(Dataset rows about figures)
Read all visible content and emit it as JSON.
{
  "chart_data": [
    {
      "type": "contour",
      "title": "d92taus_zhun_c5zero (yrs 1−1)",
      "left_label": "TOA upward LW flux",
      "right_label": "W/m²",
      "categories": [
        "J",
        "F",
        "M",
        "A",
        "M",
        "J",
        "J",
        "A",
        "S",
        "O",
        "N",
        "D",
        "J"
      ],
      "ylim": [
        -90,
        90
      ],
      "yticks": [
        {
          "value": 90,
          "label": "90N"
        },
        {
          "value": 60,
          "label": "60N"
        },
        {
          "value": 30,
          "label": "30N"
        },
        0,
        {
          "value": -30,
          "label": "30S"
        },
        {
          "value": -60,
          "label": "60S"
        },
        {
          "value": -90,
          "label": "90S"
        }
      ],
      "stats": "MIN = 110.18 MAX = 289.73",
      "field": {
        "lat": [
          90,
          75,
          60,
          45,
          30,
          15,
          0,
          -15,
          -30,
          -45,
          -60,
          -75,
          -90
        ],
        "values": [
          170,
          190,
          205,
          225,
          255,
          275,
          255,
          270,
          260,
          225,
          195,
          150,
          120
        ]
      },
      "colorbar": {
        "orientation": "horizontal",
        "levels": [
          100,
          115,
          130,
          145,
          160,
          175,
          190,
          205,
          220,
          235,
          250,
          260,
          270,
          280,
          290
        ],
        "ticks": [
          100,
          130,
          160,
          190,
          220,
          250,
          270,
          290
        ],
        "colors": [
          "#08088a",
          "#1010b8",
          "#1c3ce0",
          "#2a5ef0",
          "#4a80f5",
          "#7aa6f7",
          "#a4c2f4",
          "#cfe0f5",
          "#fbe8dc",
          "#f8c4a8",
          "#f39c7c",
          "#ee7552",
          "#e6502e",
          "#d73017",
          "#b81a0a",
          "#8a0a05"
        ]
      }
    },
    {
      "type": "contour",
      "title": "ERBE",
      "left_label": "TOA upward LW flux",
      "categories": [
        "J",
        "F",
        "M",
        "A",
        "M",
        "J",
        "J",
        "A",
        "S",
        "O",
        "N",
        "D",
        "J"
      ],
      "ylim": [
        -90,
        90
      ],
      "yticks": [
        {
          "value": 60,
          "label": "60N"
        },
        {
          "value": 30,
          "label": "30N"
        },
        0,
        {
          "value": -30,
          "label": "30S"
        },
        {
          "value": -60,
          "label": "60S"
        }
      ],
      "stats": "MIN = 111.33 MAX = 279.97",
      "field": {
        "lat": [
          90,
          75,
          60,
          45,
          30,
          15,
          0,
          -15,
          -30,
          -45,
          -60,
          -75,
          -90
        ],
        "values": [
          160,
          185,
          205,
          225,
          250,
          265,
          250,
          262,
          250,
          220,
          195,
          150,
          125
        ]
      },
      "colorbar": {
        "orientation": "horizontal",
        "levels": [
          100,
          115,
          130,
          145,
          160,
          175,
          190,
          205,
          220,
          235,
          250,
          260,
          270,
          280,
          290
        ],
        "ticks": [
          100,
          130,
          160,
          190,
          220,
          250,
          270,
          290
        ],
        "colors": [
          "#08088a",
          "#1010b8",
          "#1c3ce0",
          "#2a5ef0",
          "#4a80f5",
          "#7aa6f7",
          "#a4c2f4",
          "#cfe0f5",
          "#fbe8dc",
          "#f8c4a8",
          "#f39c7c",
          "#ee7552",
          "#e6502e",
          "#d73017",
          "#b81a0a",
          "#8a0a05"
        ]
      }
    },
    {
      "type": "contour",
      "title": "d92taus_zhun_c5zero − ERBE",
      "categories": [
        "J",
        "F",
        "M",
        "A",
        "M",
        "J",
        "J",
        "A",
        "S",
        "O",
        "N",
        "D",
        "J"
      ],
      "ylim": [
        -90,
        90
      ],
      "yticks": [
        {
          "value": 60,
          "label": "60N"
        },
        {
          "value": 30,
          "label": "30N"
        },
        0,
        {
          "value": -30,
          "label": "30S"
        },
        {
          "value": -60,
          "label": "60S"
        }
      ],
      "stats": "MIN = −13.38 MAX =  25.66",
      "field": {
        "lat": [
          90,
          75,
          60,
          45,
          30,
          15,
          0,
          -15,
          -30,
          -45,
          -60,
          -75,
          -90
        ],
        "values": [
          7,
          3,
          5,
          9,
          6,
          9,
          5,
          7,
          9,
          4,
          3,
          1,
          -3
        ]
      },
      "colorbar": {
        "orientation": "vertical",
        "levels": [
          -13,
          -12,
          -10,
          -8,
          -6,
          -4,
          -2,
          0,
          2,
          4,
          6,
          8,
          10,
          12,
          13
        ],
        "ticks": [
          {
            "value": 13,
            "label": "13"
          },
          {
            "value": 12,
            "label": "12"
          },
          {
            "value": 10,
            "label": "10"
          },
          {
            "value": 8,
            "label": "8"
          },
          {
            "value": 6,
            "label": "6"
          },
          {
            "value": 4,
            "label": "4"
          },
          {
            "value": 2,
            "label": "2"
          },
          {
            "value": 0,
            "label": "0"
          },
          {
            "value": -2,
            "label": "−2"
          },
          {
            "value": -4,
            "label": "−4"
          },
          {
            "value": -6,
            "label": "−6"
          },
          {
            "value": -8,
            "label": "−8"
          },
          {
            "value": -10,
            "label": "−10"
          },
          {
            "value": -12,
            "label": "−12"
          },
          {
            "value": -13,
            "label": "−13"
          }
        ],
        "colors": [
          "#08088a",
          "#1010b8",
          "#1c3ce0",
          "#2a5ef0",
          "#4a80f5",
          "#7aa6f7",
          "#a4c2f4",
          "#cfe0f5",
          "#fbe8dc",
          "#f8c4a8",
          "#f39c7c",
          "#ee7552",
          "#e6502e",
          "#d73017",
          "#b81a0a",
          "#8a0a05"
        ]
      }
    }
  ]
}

Requirements ▸ Copy out each record exactly as given, omitting none.

Final result ▸
Read all visible content and emit it as JSON.
{
  "chart_data": [
    {
      "type": "contour",
      "title": "d92taus_zhun_c5zero (yrs 1−1)",
      "left_label": "TOA upward LW flux",
      "right_label": "W/m²",
      "categories": [
        "J",
        "F",
        "M",
        "A",
        "M",
        "J",
        "J",
        "A",
        "S",
        "O",
        "N",
        "D",
        "J"
      ],
      "ylim": [
        -90,
        90
      ],
      "yticks": [
        {
          "value": 90,
          "label": "90N"
        },
        {
          "value": 60,
          "label": "60N"
        },
        {
          "value": 30,
          "label": "30N"
        },
        0,
        {
          "value": -30,
          "label": "30S"
        },
        {
          "value": -60,
          "label": "60S"
        },
        {
          "value": -90,
          "label": "90S"
        }
      ],
      "stats": "MIN = 110.18 MAX = 289.73",
      "field": {
        "lat": [
          90,
          75,
          60,
          45,
          30,
          15,
          0,
          -15,
          -30,
          -45,
          -60,
          -75,
          -90
        ],
        "values": [
          170,
          190,
          205,
          225,
          255,
          275,
          255,
          270,
          260,
          225,
          195,
          150,
          120
        ]
      },
      "colorbar": {
        "orientation": "horizontal",
        "levels": [
          100,
          115,
          130,
          145,
          160,
          175,
          190,
          205,
          220,
          235,
          250,
          260,
          270,
          280,
          290
        ],
        "ticks": [
          100,
          130,
          160,
          190,
          220,
          250,
          270,
          290
        ],
        "colors": [
          "#08088a",
          "#1010b8",
          "#1c3ce0",
          "#2a5ef0",
          "#4a80f5",
          "#7aa6f7",
          "#a4c2f4",
          "#cfe0f5",
          "#fbe8dc",
          "#f8c4a8",
          "#f39c7c",
          "#ee7552",
          "#e6502e",
          "#d73017",
          "#b81a0a",
          "#8a0a05"
        ]
      }
    },
    {
      "type": "contour",
      "title": "ERBE",
      "left_label": "TOA upward LW flux",
      "categories": [
        "J",
        "F",
        "M",
        "A",
        "M",
        "J",
        "J",
        "A",
        "S",
        "O",
        "N",
        "D",
        "J"
      ],
      "ylim": [
        -90,
        90
      ],
      "yticks": [
        {
          "value": 60,
          "label": "60N"
        },
        {
          "value": 30,
          "label": "30N"
        },
        0,
        {
          "value": -30,
          "label": "30S"
        },
        {
          "value": -60,
          "label": "60S"
        }
      ],
      "stats": "MIN = 111.33 MAX = 279.97",
      "field": {
        "lat": [
          90,
          75,
          60,
          45,
          30,
          15,
          0,
          -15,
          -30,
          -45,
          -60,
          -75,
          -90
        ],
        "values": [
          160,
          185,
          205,
          225,
          250,
          265,
          250,
          262,
          250,
          220,
          195,
          150,
          125
        ]
      },
      "colorbar": {
        "orientation": "horizontal",
        "levels": [
          100,
          115,
          130,
          145,
          160,
          175,
          190,
          205,
          220,
          235,
          250,
          260,
          270,
          280,
          290
        ],
        "ticks": [
          100,
          130,
          160,
          190,
          220,
          250,
          270,
          290
        ],
        "colors": [
          "#08088a",
          "#1010b8",
          "#1c3ce0",
          "#2a5ef0",
          "#4a80f5",
          "#7aa6f7",
          "#a4c2f4",
          "#cfe0f5",
          "#fbe8dc",
          "#f8c4a8",
          "#f39c7c",
          "#ee7552",
          "#e6502e",
          "#d73017",
          "#b81a0a",
          "#8a0a05"
        ]
      }
    },
    {
      "type": "contour",
      "title": "d92taus_zhun_c5zero − ERBE",
      "categories": [
        "J",
        "F",
        "M",
        "A",
        "M",
        "J",
        "J",
        "A",
        "S",
        "O",
        "N",
        "D",
        "J"
      ],
      "ylim": [
        -90,
        90
      ],
      "yticks": [
        {
          "value": 60,
          "label": "60N"
        },
        {
          "value": 30,
          "label": "30N"
        },
        0,
        {
          "value": -30,
          "label": "30S"
        },
        {
          "value": -60,
          "label": "60S"
        }
      ],
      "stats": "MIN = −13.38 MAX =  25.66",
      "field": {
        "lat": [
          90,
          75,
          60,
          45,
          30,
          15,
          0,
          -15,
          -30,
          -45,
          -60,
          -75,
          -90
        ],
        "values": [
          7,
          3,
          5,
          9,
          6,
          9,
          5,
          7,
          9,
          4,
          3,
          1,
          -3
        ]
      },
      "colorbar": {
        "orientation": "vertical",
        "levels": [
          -13,
          -12,
          -10,
          -8,
          -6,
          -4,
          -2,
          0,
          2,
          4,
          6,
          8,
          10,
          12,
          13
        ],
        "ticks": [
          {
            "value": 13,
            "label": "13"
          },
          {
            "value": 12,
            "label": "12"
          },
          {
            "value": 10,
            "label": "10"
          },
          {
            "value": 8,
            "label": "8"
          },
          {
            "value": 6,
            "label": "6"
          },
          {
            "value": 4,
            "label": "4"
          },
          {
            "value": 2,
            "label": "2"
          },
          {
            "value": 0,
            "label": "0"
          },
          {
            "value": -2,
            "label": "−2"
          },
          {
            "value": -4,
            "label": "−4"
          },
          {
            "value": -6,
            "label": "−6"
          },
          {
            "value": -8,
            "label": "−8"
          },
          {
            "value": -10,
            "label": "−10"
          },
          {
            "value": -12,
            "label": "−12"
          },
          {
            "value": -13,
            "label": "−13"
          }
        ],
        "colors": [
          "#08088a",
          "#1010b8",
          "#1c3ce0",
          "#2a5ef0",
          "#4a80f5",
          "#7aa6f7",
          "#a4c2f4",
          "#cfe0f5",
          "#fbe8dc",
          "#f8c4a8",
          "#f39c7c",
          "#ee7552",
          "#e6502e",
          "#d73017",
          "#b81a0a",
          "#8a0a05"
        ]
      }
    }
  ]
}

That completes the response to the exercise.